• SHORT EXERCISE: Repeat the material verbatim. Images are excluded from the copy.

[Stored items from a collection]

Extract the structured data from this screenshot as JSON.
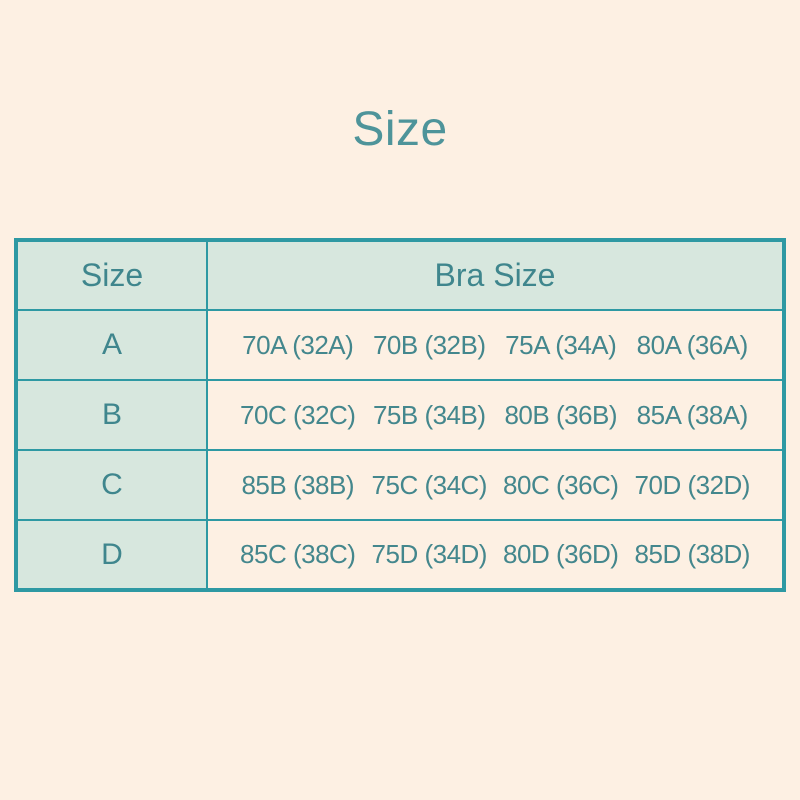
{
  "page": {
    "title": "Size"
  },
  "colors": {
    "background_cream": "#fdf0e3",
    "cell_mint": "#d7e7de",
    "border_teal": "#2e99a3",
    "title_teal": "#4e949a",
    "text_teal": "#44878d"
  },
  "table": {
    "header": {
      "size_label": "Size",
      "bra_size_label": "Bra Size"
    },
    "rows": [
      {
        "size": "A",
        "values": [
          "70A (32A)",
          "70B (32B)",
          "75A (34A)",
          "80A (36A)"
        ]
      },
      {
        "size": "B",
        "values": [
          "70C (32C)",
          "75B (34B)",
          "80B (36B)",
          "85A (38A)"
        ]
      },
      {
        "size": "C",
        "values": [
          "85B (38B)",
          "75C (34C)",
          "80C (36C)",
          "70D (32D)"
        ]
      },
      {
        "size": "D",
        "values": [
          "85C (38C)",
          "75D (34D)",
          "80D (36D)",
          "85D (38D)"
        ]
      }
    ]
  },
  "chart_data": {
    "type": "table",
    "title": "Size",
    "columns": [
      "Size",
      "Bra Size"
    ],
    "rows": [
      [
        "A",
        "70A (32A)",
        "70B (32B)",
        "75A (34A)",
        "80A (36A)"
      ],
      [
        "B",
        "70C (32C)",
        "75B (34B)",
        "80B (36B)",
        "85A (38A)"
      ],
      [
        "C",
        "85B (38B)",
        "75C (34C)",
        "80C (36C)",
        "70D (32D)"
      ],
      [
        "D",
        "85C (38C)",
        "75D (34D)",
        "80D (36D)",
        "85D (38D)"
      ]
    ]
  }
}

• WRITTEN RESPONSE:
Extract the structured data from this screenshot as JSON.
{
  "page": {
    "title": "Size"
  },
  "colors": {
    "background_cream": "#fdf0e3",
    "cell_mint": "#d7e7de",
    "border_teal": "#2e99a3",
    "title_teal": "#4e949a",
    "text_teal": "#44878d"
  },
  "table": {
    "header": {
      "size_label": "Size",
      "bra_size_label": "Bra Size"
    },
    "rows": [
      {
        "size": "A",
        "values": [
          "70A (32A)",
          "70B (32B)",
          "75A (34A)",
          "80A (36A)"
        ]
      },
      {
        "size": "B",
        "values": [
          "70C (32C)",
          "75B (34B)",
          "80B (36B)",
          "85A (38A)"
        ]
      },
      {
        "size": "C",
        "values": [
          "85B (38B)",
          "75C (34C)",
          "80C (36C)",
          "70D (32D)"
        ]
      },
      {
        "size": "D",
        "values": [
          "85C (38C)",
          "75D (34D)",
          "80D (36D)",
          "85D (38D)"
        ]
      }
    ]
  },
  "chart_data": {
    "type": "table",
    "title": "Size",
    "columns": [
      "Size",
      "Bra Size"
    ],
    "rows": [
      [
        "A",
        "70A (32A)",
        "70B (32B)",
        "75A (34A)",
        "80A (36A)"
      ],
      [
        "B",
        "70C (32C)",
        "75B (34B)",
        "80B (36B)",
        "85A (38A)"
      ],
      [
        "C",
        "85B (38B)",
        "75C (34C)",
        "80C (36C)",
        "70D (32D)"
      ],
      [
        "D",
        "85C (38C)",
        "75D (34D)",
        "80D (36D)",
        "85D (38D)"
      ]
    ]
  }
}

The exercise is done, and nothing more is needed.